__WORK INSTRUCTIONS__.
In the rows below, switch every "interactable" to "clickable" and reproduce the rows with nothing else changed.

__ENTRIES__.
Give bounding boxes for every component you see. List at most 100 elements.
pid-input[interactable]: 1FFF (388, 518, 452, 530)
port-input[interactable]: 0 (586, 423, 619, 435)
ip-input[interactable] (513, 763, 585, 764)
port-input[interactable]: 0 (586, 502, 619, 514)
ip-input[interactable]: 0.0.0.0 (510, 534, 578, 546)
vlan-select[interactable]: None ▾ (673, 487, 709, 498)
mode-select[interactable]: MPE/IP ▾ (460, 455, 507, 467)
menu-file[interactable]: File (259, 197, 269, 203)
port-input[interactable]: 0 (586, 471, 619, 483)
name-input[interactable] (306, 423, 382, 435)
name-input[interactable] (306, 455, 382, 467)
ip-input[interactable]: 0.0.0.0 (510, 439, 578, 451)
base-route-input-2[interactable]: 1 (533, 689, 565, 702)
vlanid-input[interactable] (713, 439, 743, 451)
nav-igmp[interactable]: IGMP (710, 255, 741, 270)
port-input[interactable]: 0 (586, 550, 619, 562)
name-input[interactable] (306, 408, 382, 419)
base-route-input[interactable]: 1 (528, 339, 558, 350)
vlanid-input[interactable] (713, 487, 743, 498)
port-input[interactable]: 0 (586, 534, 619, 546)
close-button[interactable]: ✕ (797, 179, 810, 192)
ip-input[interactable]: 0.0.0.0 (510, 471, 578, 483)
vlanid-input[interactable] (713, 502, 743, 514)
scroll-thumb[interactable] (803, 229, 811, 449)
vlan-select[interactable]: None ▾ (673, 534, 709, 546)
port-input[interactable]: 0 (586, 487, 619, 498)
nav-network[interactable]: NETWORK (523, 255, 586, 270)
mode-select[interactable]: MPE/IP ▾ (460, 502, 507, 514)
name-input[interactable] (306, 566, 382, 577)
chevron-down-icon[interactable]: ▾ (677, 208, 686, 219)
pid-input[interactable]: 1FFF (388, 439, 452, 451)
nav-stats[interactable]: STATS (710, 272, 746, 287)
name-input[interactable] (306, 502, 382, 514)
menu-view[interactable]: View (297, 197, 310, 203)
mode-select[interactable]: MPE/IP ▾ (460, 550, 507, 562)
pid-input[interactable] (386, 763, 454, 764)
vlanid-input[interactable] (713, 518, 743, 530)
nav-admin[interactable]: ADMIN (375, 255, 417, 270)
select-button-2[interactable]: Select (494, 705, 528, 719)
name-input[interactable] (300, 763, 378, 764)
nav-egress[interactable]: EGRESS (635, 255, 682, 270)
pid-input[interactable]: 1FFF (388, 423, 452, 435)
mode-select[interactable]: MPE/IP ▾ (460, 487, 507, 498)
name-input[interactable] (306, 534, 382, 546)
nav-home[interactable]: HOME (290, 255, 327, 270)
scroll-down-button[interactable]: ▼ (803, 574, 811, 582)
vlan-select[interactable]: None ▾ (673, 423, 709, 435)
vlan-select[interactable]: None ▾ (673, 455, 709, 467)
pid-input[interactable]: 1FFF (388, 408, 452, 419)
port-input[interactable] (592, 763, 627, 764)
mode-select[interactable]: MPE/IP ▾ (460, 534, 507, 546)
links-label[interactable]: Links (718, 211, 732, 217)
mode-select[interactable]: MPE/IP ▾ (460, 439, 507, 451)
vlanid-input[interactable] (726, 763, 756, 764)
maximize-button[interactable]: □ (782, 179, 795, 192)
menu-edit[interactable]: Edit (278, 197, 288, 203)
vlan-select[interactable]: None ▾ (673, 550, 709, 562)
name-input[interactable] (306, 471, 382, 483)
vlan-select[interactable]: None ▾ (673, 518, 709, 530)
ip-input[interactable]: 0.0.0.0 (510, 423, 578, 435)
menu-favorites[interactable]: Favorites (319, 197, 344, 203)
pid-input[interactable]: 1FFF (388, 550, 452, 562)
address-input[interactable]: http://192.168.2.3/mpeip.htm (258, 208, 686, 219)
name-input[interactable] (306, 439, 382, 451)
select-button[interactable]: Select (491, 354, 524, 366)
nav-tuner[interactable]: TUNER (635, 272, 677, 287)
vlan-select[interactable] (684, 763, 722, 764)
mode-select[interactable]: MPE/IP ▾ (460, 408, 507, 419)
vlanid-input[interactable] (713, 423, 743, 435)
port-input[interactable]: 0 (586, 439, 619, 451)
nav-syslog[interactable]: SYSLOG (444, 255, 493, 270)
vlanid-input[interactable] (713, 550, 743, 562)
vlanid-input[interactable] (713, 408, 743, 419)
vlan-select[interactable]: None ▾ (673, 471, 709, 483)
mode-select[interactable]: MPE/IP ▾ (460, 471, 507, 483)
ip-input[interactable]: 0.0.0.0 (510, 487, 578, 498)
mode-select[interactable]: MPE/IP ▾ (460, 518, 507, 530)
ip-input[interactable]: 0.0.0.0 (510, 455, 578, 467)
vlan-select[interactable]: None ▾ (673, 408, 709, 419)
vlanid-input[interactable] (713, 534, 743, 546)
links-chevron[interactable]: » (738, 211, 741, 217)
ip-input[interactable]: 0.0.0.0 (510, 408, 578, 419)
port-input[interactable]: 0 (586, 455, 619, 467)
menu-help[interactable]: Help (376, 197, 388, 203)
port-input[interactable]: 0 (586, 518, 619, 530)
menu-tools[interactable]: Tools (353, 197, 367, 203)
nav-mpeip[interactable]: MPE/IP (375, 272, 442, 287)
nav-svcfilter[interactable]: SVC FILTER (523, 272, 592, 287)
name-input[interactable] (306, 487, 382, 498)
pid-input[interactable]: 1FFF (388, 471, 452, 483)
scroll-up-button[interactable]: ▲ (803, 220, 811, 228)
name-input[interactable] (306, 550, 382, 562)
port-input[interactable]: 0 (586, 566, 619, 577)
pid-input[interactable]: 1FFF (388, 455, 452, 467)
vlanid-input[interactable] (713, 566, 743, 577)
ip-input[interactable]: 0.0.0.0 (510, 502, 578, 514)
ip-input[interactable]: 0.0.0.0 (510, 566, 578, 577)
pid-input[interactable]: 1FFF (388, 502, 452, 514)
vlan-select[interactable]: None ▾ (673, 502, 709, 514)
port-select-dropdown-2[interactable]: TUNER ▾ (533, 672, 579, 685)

__RESULT OF THE EXERCISE__.
Give bounding boxes for every component you see. List at most 100 elements.
pid-input[clickable]: 1FFF (388, 518, 452, 530)
port-input[clickable]: 0 (586, 423, 619, 435)
ip-input[clickable] (513, 763, 585, 764)
port-input[clickable]: 0 (586, 502, 619, 514)
ip-input[clickable]: 0.0.0.0 (510, 534, 578, 546)
vlan-select[clickable]: None ▾ (673, 487, 709, 498)
mode-select[clickable]: MPE/IP ▾ (460, 455, 507, 467)
menu-file[clickable]: File (259, 197, 269, 203)
port-input[clickable]: 0 (586, 471, 619, 483)
name-input[clickable] (306, 423, 382, 435)
name-input[clickable] (306, 455, 382, 467)
ip-input[clickable]: 0.0.0.0 (510, 439, 578, 451)
base-route-input-2[clickable]: 1 (533, 689, 565, 702)
vlanid-input[clickable] (713, 439, 743, 451)
nav-igmp[clickable]: IGMP (710, 255, 741, 270)
port-input[clickable]: 0 (586, 550, 619, 562)
name-input[clickable] (306, 408, 382, 419)
base-route-input[clickable]: 1 (528, 339, 558, 350)
vlanid-input[clickable] (713, 487, 743, 498)
port-input[clickable]: 0 (586, 534, 619, 546)
close-button[clickable]: ✕ (797, 179, 810, 192)
ip-input[clickable]: 0.0.0.0 (510, 471, 578, 483)
vlanid-input[clickable] (713, 502, 743, 514)
scroll-thumb[clickable] (803, 229, 811, 449)
vlan-select[clickable]: None ▾ (673, 534, 709, 546)
port-input[clickable]: 0 (586, 487, 619, 498)
nav-network[clickable]: NETWORK (523, 255, 586, 270)
mode-select[clickable]: MPE/IP ▾ (460, 502, 507, 514)
name-input[clickable] (306, 566, 382, 577)
chevron-down-icon[clickable]: ▾ (677, 208, 686, 219)
pid-input[clickable]: 1FFF (388, 439, 452, 451)
nav-stats[clickable]: STATS (710, 272, 746, 287)
name-input[clickable] (306, 502, 382, 514)
menu-view[clickable]: View (297, 197, 310, 203)
mode-select[clickable]: MPE/IP ▾ (460, 550, 507, 562)
pid-input[clickable] (386, 763, 454, 764)
vlanid-input[clickable] (713, 518, 743, 530)
nav-admin[clickable]: ADMIN (375, 255, 417, 270)
select-button-2[clickable]: Select (494, 705, 528, 719)
name-input[clickable] (300, 763, 378, 764)
nav-egress[clickable]: EGRESS (635, 255, 682, 270)
pid-input[clickable]: 1FFF (388, 423, 452, 435)
mode-select[clickable]: MPE/IP ▾ (460, 487, 507, 498)
name-input[clickable] (306, 534, 382, 546)
nav-home[clickable]: HOME (290, 255, 327, 270)
scroll-down-button[clickable]: ▼ (803, 574, 811, 582)
vlan-select[clickable]: None ▾ (673, 423, 709, 435)
vlan-select[clickable]: None ▾ (673, 455, 709, 467)
pid-input[clickable]: 1FFF (388, 408, 452, 419)
port-input[clickable] (592, 763, 627, 764)
mode-select[clickable]: MPE/IP ▾ (460, 534, 507, 546)
links-label[clickable]: Links (718, 211, 732, 217)
mode-select[clickable]: MPE/IP ▾ (460, 439, 507, 451)
vlanid-input[clickable] (726, 763, 756, 764)
maximize-button[clickable]: □ (782, 179, 795, 192)
menu-edit[clickable]: Edit (278, 197, 288, 203)
vlan-select[clickable]: None ▾ (673, 550, 709, 562)
name-input[clickable] (306, 471, 382, 483)
vlan-select[clickable]: None ▾ (673, 518, 709, 530)
ip-input[clickable]: 0.0.0.0 (510, 423, 578, 435)
menu-favorites[clickable]: Favorites (319, 197, 344, 203)
pid-input[clickable]: 1FFF (388, 550, 452, 562)
address-input[clickable]: http://192.168.2.3/mpeip.htm (258, 208, 686, 219)
name-input[clickable] (306, 439, 382, 451)
select-button[clickable]: Select (491, 354, 524, 366)
nav-tuner[clickable]: TUNER (635, 272, 677, 287)
vlan-select[clickable] (684, 763, 722, 764)
mode-select[clickable]: MPE/IP ▾ (460, 408, 507, 419)
vlanid-input[clickable] (713, 423, 743, 435)
port-input[clickable]: 0 (586, 439, 619, 451)
nav-syslog[clickable]: SYSLOG (444, 255, 493, 270)
vlanid-input[clickable] (713, 550, 743, 562)
vlanid-input[clickable] (713, 408, 743, 419)
vlan-select[clickable]: None ▾ (673, 471, 709, 483)
mode-select[clickable]: MPE/IP ▾ (460, 471, 507, 483)
ip-input[clickable]: 0.0.0.0 (510, 487, 578, 498)
mode-select[clickable]: MPE/IP ▾ (460, 518, 507, 530)
ip-input[clickable]: 0.0.0.0 (510, 455, 578, 467)
vlan-select[clickable]: None ▾ (673, 408, 709, 419)
vlanid-input[clickable] (713, 534, 743, 546)
links-chevron[clickable]: » (738, 211, 741, 217)
ip-input[clickable]: 0.0.0.0 (510, 408, 578, 419)
port-input[clickable]: 0 (586, 455, 619, 467)
menu-help[clickable]: Help (376, 197, 388, 203)
port-input[clickable]: 0 (586, 518, 619, 530)
menu-tools[clickable]: Tools (353, 197, 367, 203)
nav-mpeip[clickable]: MPE/IP (375, 272, 442, 287)
nav-svcfilter[clickable]: SVC FILTER (523, 272, 592, 287)
name-input[clickable] (306, 487, 382, 498)
pid-input[clickable]: 1FFF (388, 471, 452, 483)
scroll-up-button[clickable]: ▲ (803, 220, 811, 228)
name-input[clickable] (306, 550, 382, 562)
port-input[clickable]: 0 (586, 566, 619, 577)
pid-input[clickable]: 1FFF (388, 455, 452, 467)
vlanid-input[clickable] (713, 566, 743, 577)
ip-input[clickable]: 0.0.0.0 (510, 502, 578, 514)
ip-input[clickable]: 0.0.0.0 (510, 566, 578, 577)
pid-input[clickable]: 1FFF (388, 502, 452, 514)
vlan-select[clickable]: None ▾ (673, 502, 709, 514)
port-select-dropdown-2[clickable]: TUNER ▾ (533, 672, 579, 685)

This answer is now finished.